August 2001

The Benefits of Tax-
Efficient Equity Funds

© Talbot Stevens

Despite the fact that tax rates have finally started to come down in most areas of the country, the tax-efficiency of your equity fund can make a big difference, especially when investing outside of RRSPs.

There are effectively two strategies that fund companies use in an effort to keep taxable distributions as low as possible and increase tax-efficiency.

A few fund managers model the Warren Buffet philosophy of trying to buy great companies at a great price and holding a long time. This minimizes both transaction costs, and more importantly, the capital gains taxes that are triggered each time an investment is sold for a profit.

The reality with most mutual funds is that investment gains that cannot be offset by losses are distributed to investors each year. These distributions are taxable in the investor's hands, leaving less money to grow tax-deferred in the form of a capital gain.

Deferral of tax, or any expense, is always beneficial if the cost tomorrow is not substantially higher than the cost today.

*Prompt A*. Please copy the tax-efficient funds article word for word, from "A few fund managers" to "the cost today.".
*Prompt B*.
Answer these from the tax-efficient funds article:
(i) In what month and year is it dated?
(ii) How many strategies does it say fund companies use to keep taxable distributions low?
(iii) Which taxes are triggered each time an investment is sold for a profit?

*Listed entries*.
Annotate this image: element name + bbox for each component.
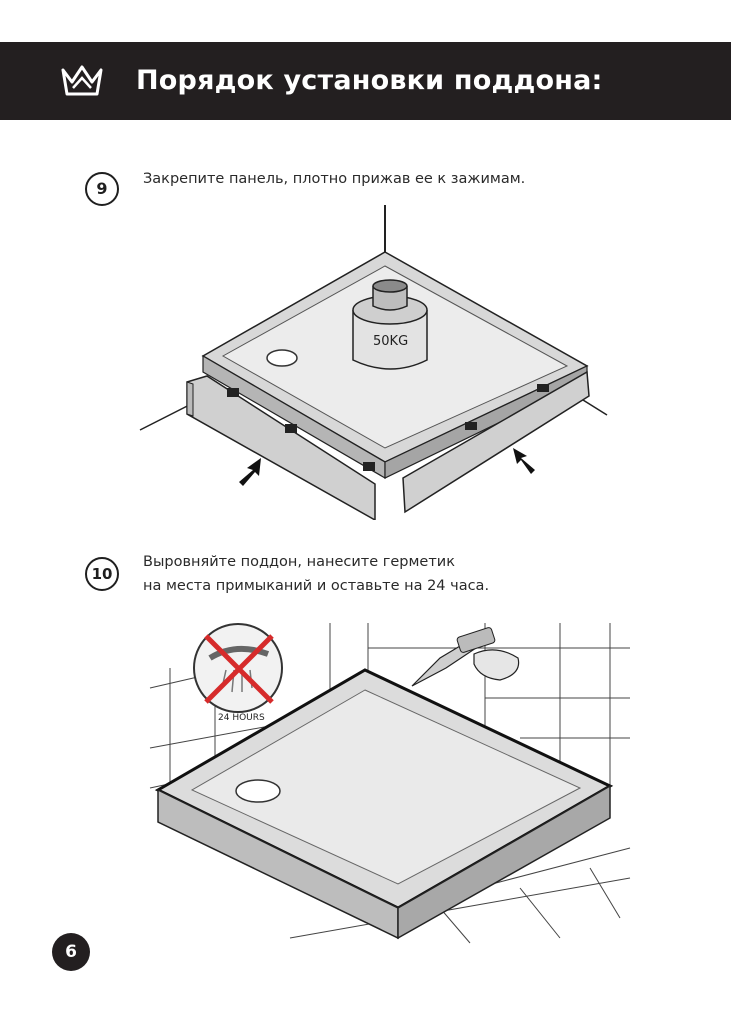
no-water-warning-icon (193, 623, 283, 713)
clip (285, 424, 297, 433)
sealant-gun-icon (411, 627, 520, 687)
step-9-instruction: Закрепите панель, плотно прижав ее к заж… (143, 167, 525, 191)
clip (227, 388, 239, 397)
clip (363, 462, 375, 471)
push-arrow-icon (513, 448, 535, 474)
weight-icon (352, 279, 428, 370)
step-10-line-1: Выровняйте поддон, нанесите герметик (143, 554, 455, 570)
step-9-illustration: 50KG (139, 205, 608, 520)
warning-label: 24 HOURS (218, 713, 265, 723)
front-panel-right (402, 370, 590, 514)
header-bar: Порядок установки поддона: (0, 42, 731, 120)
clip (465, 422, 477, 430)
page-title: Порядок установки поддона: (136, 65, 603, 96)
push-arrow-icon (239, 458, 261, 486)
step-10-illustration: 24 HOURS (149, 623, 631, 944)
clip (537, 384, 549, 392)
step-10-instruction: Выровняйте поддон, нанесите герметик на … (143, 550, 489, 598)
step-10-line-2: на места примыканий и оставьте на 24 час… (143, 578, 490, 594)
step-9-number: 9 (85, 172, 119, 206)
weight-label: 50KG (373, 334, 408, 349)
step-9-line-1: Закрепите панель, плотно прижав ее к заж… (143, 171, 526, 187)
step-10-number: 10 (85, 557, 119, 591)
crown-icon (61, 65, 103, 96)
page-number: 6 (52, 933, 90, 971)
drain-hole (266, 349, 298, 367)
drain-hole (235, 779, 281, 803)
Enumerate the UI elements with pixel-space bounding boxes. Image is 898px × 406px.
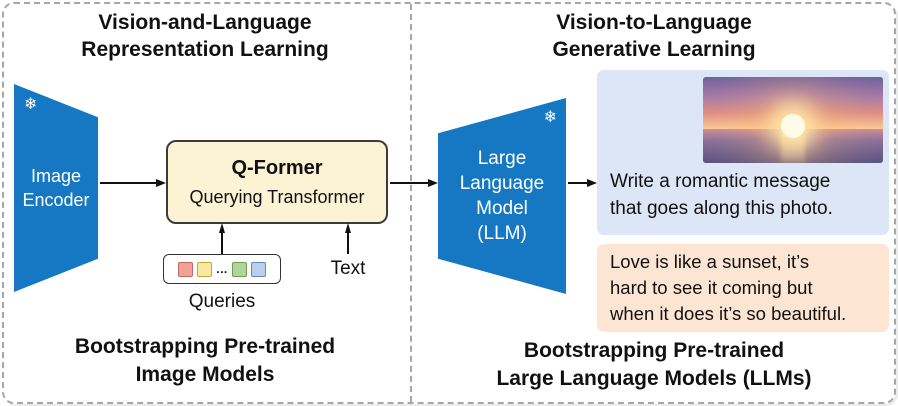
llm-label-line4: (LLM) <box>477 223 527 244</box>
right-title-line2: Generative Learning <box>552 38 756 61</box>
query-token-yellow <box>197 261 213 277</box>
prompt-text-line2: that goes along this photo. <box>610 198 833 219</box>
left-panel-caption: Bootstrapping Pre-trained Image Models <box>0 333 410 389</box>
query-tokens-strip: ... <box>163 254 281 284</box>
prompt-text: Write a romantic message that goes along… <box>610 168 833 222</box>
left-title-line2: Representation Learning <box>81 38 329 61</box>
right-caption-line2: Large Language Models (LLMs) <box>496 367 812 390</box>
snowflake-icon: ❄ <box>24 96 38 113</box>
photo-sun <box>781 114 805 139</box>
prompt-text-line1: Write a romantic message <box>610 171 831 192</box>
text-input-label: Text <box>330 258 366 279</box>
qformer-subtitle: Querying Transformer <box>189 186 365 207</box>
qformer-box: Q-Former Querying Transformer <box>166 140 388 224</box>
image-encoder-label-line1: Image <box>30 166 82 186</box>
queries-label: Queries <box>188 291 256 312</box>
arrow-qformer-to-llm <box>390 179 438 187</box>
llm-label-line2: Language <box>459 173 545 194</box>
query-tokens-ellipsis: ... <box>216 262 228 276</box>
query-token-red <box>178 261 194 277</box>
left-title-line1: Vision-and-Language <box>98 11 312 34</box>
left-panel-title: Vision-and-Language Representation Learn… <box>0 9 410 63</box>
llm-label-line1: Large <box>477 148 527 169</box>
left-caption-line1: Bootstrapping Pre-trained <box>74 335 336 358</box>
llm-label-line3: Model <box>476 198 528 219</box>
arrow-text-to-qformer <box>344 223 351 254</box>
right-title-line1: Vision-to-Language <box>556 11 752 34</box>
query-token-blue <box>250 261 266 277</box>
response-text-line1: Love is like a sunset, it’s <box>610 251 810 272</box>
qformer-title: Q-Former <box>231 156 323 179</box>
right-panel-title: Vision-to-Language Generative Learning <box>412 9 896 63</box>
response-text-line2: hard to see it coming but <box>610 277 813 298</box>
arrow-encoder-to-qformer <box>100 179 166 187</box>
llm-block: ❄ Large Language Model (LLM) <box>438 98 566 294</box>
right-caption-line1: Bootstrapping Pre-trained <box>523 339 785 362</box>
response-text-line3: when it does it’s so beautiful. <box>610 303 847 324</box>
snowflake-icon: ❄ <box>543 109 557 126</box>
query-token-green <box>231 261 247 277</box>
response-box: Love is like a sunset, it’s hard to see … <box>597 244 889 332</box>
arrow-llm-to-output <box>568 179 597 187</box>
image-encoder-block: ❄ Image Encoder <box>14 84 98 292</box>
right-panel-caption: Bootstrapping Pre-trained Large Language… <box>412 337 896 393</box>
left-caption-line2: Image Models <box>135 363 275 386</box>
panel-divider <box>410 4 412 402</box>
prompt-box: Write a romantic message that goes along… <box>597 70 889 235</box>
sunset-photo <box>703 77 883 163</box>
image-encoder-label-line2: Encoder <box>22 190 90 210</box>
arrow-queries-to-qformer <box>218 223 225 254</box>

*Correct output A*.
A few fund managers model the Warren Buffet philosophy of trying to buy great companies at a great price and holding a long time. This minimizes both transaction costs, and more importantly, the capital gains taxes that are triggered each time an investment is sold for a profit.

The reality with most mutual funds is that investment gains that cannot be offset by losses are distributed to investors each year. These distributions are taxable in the investor's hands, leaving less money to grow tax-deferred in the form of a capital gain.

Deferral of tax, or any expense, is always beneficial if the cost tomorrow is not substantially higher than the cost today.

*Correct output B*.
(i) August 2001
(ii) Two
(iii) Capital gains taxes